▸ Short problem: Would you retype all of these records exactly?

▸ Entries supplied:
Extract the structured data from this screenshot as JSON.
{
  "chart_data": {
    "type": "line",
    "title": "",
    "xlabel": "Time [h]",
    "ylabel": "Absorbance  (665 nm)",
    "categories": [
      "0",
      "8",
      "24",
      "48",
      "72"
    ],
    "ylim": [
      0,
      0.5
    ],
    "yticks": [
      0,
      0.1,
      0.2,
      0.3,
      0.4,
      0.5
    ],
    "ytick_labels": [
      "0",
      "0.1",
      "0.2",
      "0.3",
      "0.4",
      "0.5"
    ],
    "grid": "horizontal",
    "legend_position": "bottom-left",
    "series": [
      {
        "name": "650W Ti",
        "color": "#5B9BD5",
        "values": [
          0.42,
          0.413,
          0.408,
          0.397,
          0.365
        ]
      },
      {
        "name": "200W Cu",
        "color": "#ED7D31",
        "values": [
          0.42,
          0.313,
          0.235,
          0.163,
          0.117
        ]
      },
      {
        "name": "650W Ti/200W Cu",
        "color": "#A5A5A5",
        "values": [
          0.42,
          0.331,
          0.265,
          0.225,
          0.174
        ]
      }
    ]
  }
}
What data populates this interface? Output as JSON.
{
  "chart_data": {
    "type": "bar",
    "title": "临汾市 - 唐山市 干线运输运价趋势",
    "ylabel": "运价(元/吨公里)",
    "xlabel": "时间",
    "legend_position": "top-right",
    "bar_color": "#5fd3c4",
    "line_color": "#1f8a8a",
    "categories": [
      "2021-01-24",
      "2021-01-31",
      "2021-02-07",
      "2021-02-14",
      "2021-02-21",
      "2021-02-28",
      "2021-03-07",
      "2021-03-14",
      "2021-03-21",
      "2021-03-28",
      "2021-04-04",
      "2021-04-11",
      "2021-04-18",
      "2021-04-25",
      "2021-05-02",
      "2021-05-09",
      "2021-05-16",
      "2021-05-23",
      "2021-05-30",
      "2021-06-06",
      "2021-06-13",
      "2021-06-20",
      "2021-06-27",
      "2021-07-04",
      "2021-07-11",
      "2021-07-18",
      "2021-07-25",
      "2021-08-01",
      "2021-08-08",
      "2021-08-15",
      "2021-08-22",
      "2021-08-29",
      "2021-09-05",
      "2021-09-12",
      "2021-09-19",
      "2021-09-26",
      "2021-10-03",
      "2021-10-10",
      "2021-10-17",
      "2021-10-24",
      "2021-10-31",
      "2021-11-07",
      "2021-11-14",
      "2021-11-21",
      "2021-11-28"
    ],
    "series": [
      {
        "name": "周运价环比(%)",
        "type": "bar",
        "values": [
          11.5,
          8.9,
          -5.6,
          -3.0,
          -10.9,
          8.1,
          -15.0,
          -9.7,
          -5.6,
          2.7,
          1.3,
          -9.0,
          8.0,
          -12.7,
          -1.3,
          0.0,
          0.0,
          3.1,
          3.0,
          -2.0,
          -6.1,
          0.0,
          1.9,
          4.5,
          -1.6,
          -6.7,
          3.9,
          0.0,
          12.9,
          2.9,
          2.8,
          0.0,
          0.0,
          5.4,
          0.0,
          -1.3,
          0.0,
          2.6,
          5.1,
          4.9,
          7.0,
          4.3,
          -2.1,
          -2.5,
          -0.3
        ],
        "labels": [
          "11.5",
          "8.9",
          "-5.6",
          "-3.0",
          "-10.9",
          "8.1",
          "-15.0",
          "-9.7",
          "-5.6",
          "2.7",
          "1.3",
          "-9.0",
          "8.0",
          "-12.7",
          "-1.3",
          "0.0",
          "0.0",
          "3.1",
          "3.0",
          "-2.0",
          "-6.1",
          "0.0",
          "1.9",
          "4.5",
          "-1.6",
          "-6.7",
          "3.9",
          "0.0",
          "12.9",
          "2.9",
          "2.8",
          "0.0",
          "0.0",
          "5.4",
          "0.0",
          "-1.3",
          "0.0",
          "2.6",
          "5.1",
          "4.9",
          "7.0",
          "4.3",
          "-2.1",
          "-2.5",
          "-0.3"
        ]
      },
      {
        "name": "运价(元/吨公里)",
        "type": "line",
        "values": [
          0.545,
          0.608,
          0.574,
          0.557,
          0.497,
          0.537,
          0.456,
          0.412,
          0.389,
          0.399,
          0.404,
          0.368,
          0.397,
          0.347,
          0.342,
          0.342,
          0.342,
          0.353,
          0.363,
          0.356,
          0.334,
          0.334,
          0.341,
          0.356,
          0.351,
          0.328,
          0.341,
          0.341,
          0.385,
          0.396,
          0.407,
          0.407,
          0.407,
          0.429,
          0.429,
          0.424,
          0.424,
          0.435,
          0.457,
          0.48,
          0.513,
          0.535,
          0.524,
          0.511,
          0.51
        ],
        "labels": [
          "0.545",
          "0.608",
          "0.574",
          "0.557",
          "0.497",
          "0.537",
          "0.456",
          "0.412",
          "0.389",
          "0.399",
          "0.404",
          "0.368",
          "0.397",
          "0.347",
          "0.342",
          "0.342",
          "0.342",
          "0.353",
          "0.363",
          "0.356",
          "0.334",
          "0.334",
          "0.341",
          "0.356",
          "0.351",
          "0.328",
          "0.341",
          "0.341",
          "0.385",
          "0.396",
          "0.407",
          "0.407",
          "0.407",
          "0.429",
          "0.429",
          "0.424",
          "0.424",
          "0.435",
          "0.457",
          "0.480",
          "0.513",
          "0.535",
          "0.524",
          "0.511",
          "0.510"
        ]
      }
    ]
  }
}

▸ Reply to the exercise:
Extract the structured data from this screenshot as JSON.
{
  "chart_data": {
    "type": "line",
    "title": "",
    "xlabel": "Time [h]",
    "ylabel": "Absorbance  (665 nm)",
    "categories": [
      "0",
      "8",
      "24",
      "48",
      "72"
    ],
    "ylim": [
      0,
      0.5
    ],
    "yticks": [
      0,
      0.1,
      0.2,
      0.3,
      0.4,
      0.5
    ],
    "ytick_labels": [
      "0",
      "0.1",
      "0.2",
      "0.3",
      "0.4",
      "0.5"
    ],
    "grid": "horizontal",
    "legend_position": "bottom-left",
    "series": [
      {
        "name": "650W Ti",
        "color": "#5B9BD5",
        "values": [
          0.42,
          0.413,
          0.408,
          0.397,
          0.365
        ]
      },
      {
        "name": "200W Cu",
        "color": "#ED7D31",
        "values": [
          0.42,
          0.313,
          0.235,
          0.163,
          0.117
        ]
      },
      {
        "name": "650W Ti/200W Cu",
        "color": "#A5A5A5",
        "values": [
          0.42,
          0.331,
          0.265,
          0.225,
          0.174
        ]
      }
    ]
  }
}
What data populates this interface? Output as JSON.
{
  "chart_data": {
    "type": "bar",
    "title": "临汾市 - 唐山市 干线运输运价趋势",
    "ylabel": "运价(元/吨公里)",
    "xlabel": "时间",
    "legend_position": "top-right",
    "bar_color": "#5fd3c4",
    "line_color": "#1f8a8a",
    "categories": [
      "2021-01-24",
      "2021-01-31",
      "2021-02-07",
      "2021-02-14",
      "2021-02-21",
      "2021-02-28",
      "2021-03-07",
      "2021-03-14",
      "2021-03-21",
      "2021-03-28",
      "2021-04-04",
      "2021-04-11",
      "2021-04-18",
      "2021-04-25",
      "2021-05-02",
      "2021-05-09",
      "2021-05-16",
      "2021-05-23",
      "2021-05-30",
      "2021-06-06",
      "2021-06-13",
      "2021-06-20",
      "2021-06-27",
      "2021-07-04",
      "2021-07-11",
      "2021-07-18",
      "2021-07-25",
      "2021-08-01",
      "2021-08-08",
      "2021-08-15",
      "2021-08-22",
      "2021-08-29",
      "2021-09-05",
      "2021-09-12",
      "2021-09-19",
      "2021-09-26",
      "2021-10-03",
      "2021-10-10",
      "2021-10-17",
      "2021-10-24",
      "2021-10-31",
      "2021-11-07",
      "2021-11-14",
      "2021-11-21",
      "2021-11-28"
    ],
    "series": [
      {
        "name": "周运价环比(%)",
        "type": "bar",
        "values": [
          11.5,
          8.9,
          -5.6,
          -3.0,
          -10.9,
          8.1,
          -15.0,
          -9.7,
          -5.6,
          2.7,
          1.3,
          -9.0,
          8.0,
          -12.7,
          -1.3,
          0.0,
          0.0,
          3.1,
          3.0,
          -2.0,
          -6.1,
          0.0,
          1.9,
          4.5,
          -1.6,
          -6.7,
          3.9,
          0.0,
          12.9,
          2.9,
          2.8,
          0.0,
          0.0,
          5.4,
          0.0,
          -1.3,
          0.0,
          2.6,
          5.1,
          4.9,
          7.0,
          4.3,
          -2.1,
          -2.5,
          -0.3
        ],
        "labels": [
          "11.5",
          "8.9",
          "-5.6",
          "-3.0",
          "-10.9",
          "8.1",
          "-15.0",
          "-9.7",
          "-5.6",
          "2.7",
          "1.3",
          "-9.0",
          "8.0",
          "-12.7",
          "-1.3",
          "0.0",
          "0.0",
          "3.1",
          "3.0",
          "-2.0",
          "-6.1",
          "0.0",
          "1.9",
          "4.5",
          "-1.6",
          "-6.7",
          "3.9",
          "0.0",
          "12.9",
          "2.9",
          "2.8",
          "0.0",
          "0.0",
          "5.4",
          "0.0",
          "-1.3",
          "0.0",
          "2.6",
          "5.1",
          "4.9",
          "7.0",
          "4.3",
          "-2.1",
          "-2.5",
          "-0.3"
        ]
      },
      {
        "name": "运价(元/吨公里)",
        "type": "line",
        "values": [
          0.545,
          0.608,
          0.574,
          0.557,
          0.497,
          0.537,
          0.456,
          0.412,
          0.389,
          0.399,
          0.404,
          0.368,
          0.397,
          0.347,
          0.342,
          0.342,
          0.342,
          0.353,
          0.363,
          0.356,
          0.334,
          0.334,
          0.341,
          0.356,
          0.351,
          0.328,
          0.341,
          0.341,
          0.385,
          0.396,
          0.407,
          0.407,
          0.407,
          0.429,
          0.429,
          0.424,
          0.424,
          0.435,
          0.457,
          0.48,
          0.513,
          0.535,
          0.524,
          0.511,
          0.51
        ],
        "labels": [
          "0.545",
          "0.608",
          "0.574",
          "0.557",
          "0.497",
          "0.537",
          "0.456",
          "0.412",
          "0.389",
          "0.399",
          "0.404",
          "0.368",
          "0.397",
          "0.347",
          "0.342",
          "0.342",
          "0.342",
          "0.353",
          "0.363",
          "0.356",
          "0.334",
          "0.334",
          "0.341",
          "0.356",
          "0.351",
          "0.328",
          "0.341",
          "0.341",
          "0.385",
          "0.396",
          "0.407",
          "0.407",
          "0.407",
          "0.429",
          "0.429",
          "0.424",
          "0.424",
          "0.435",
          "0.457",
          "0.480",
          "0.513",
          "0.535",
          "0.524",
          "0.511",
          "0.510"
        ]
      }
    ]
  }
}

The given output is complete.